The problem
Collect every line below that contains the word "color".

** start Provided records **

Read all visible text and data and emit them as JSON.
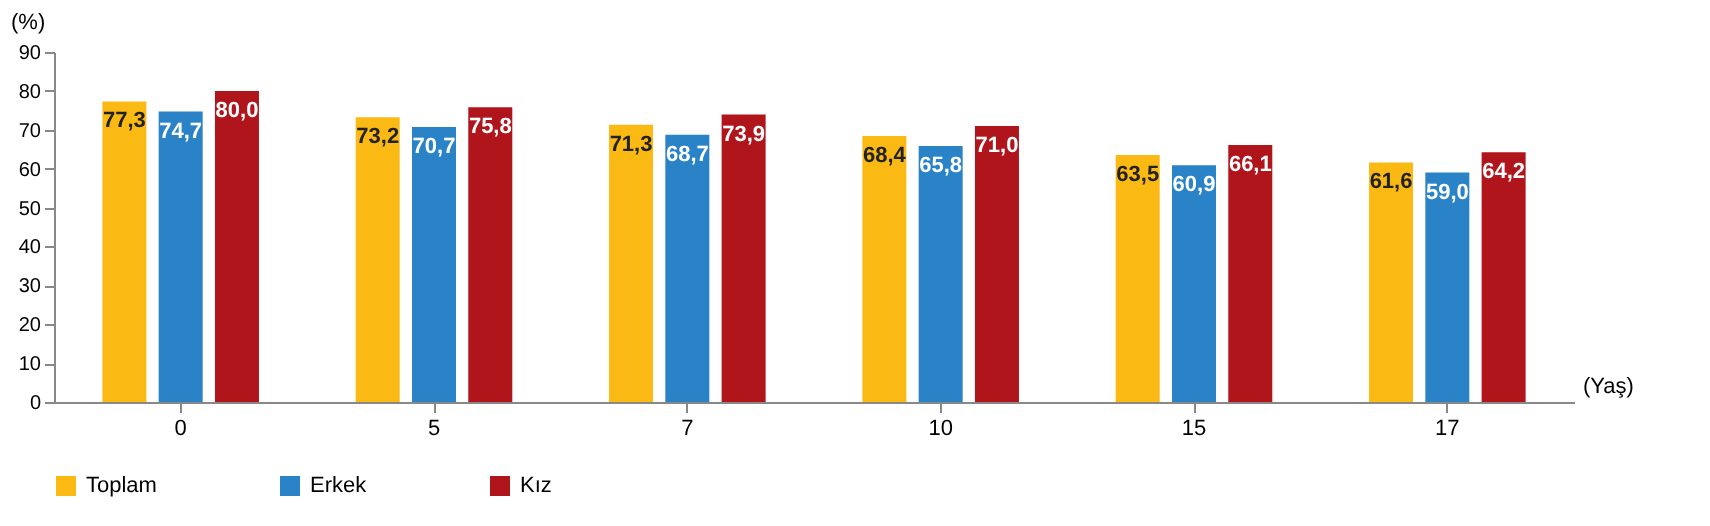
{
  "chart_data": {
    "type": "bar",
    "xlabel": "(Yaş)",
    "ylabel": "(%)",
    "categories": [
      "0",
      "5",
      "7",
      "10",
      "15",
      "17"
    ],
    "series": [
      {
        "name": "Toplam",
        "color": "#fbb914",
        "values": [
          77.3,
          73.2,
          71.3,
          68.4,
          63.5,
          61.6
        ],
        "value_labels": [
          "77,3",
          "73,2",
          "71,3",
          "68,4",
          "63,5",
          "61,6"
        ]
      },
      {
        "name": "Erkek",
        "color": "#2a83c6",
        "values": [
          74.7,
          70.7,
          68.7,
          65.8,
          60.9,
          59.0
        ],
        "value_labels": [
          "74,7",
          "70,7",
          "68,7",
          "65,8",
          "60,9",
          "59,0"
        ]
      },
      {
        "name": "Kız",
        "color": "#b0151c",
        "values": [
          80.0,
          75.8,
          73.9,
          71.0,
          66.1,
          64.2
        ],
        "value_labels": [
          "80,0",
          "75,8",
          "73,9",
          "71,0",
          "66,1",
          "64,2"
        ]
      }
    ],
    "ylim": [
      0,
      90
    ],
    "yticks": [
      0,
      10,
      20,
      30,
      40,
      50,
      60,
      70,
      80,
      90
    ],
    "grid": false,
    "legend": "bottom"
  }
}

** end Provided records **

Exercise answer
        "color": "#fbb914",
        "color": "#2a83c6",
        "color": "#b0151c",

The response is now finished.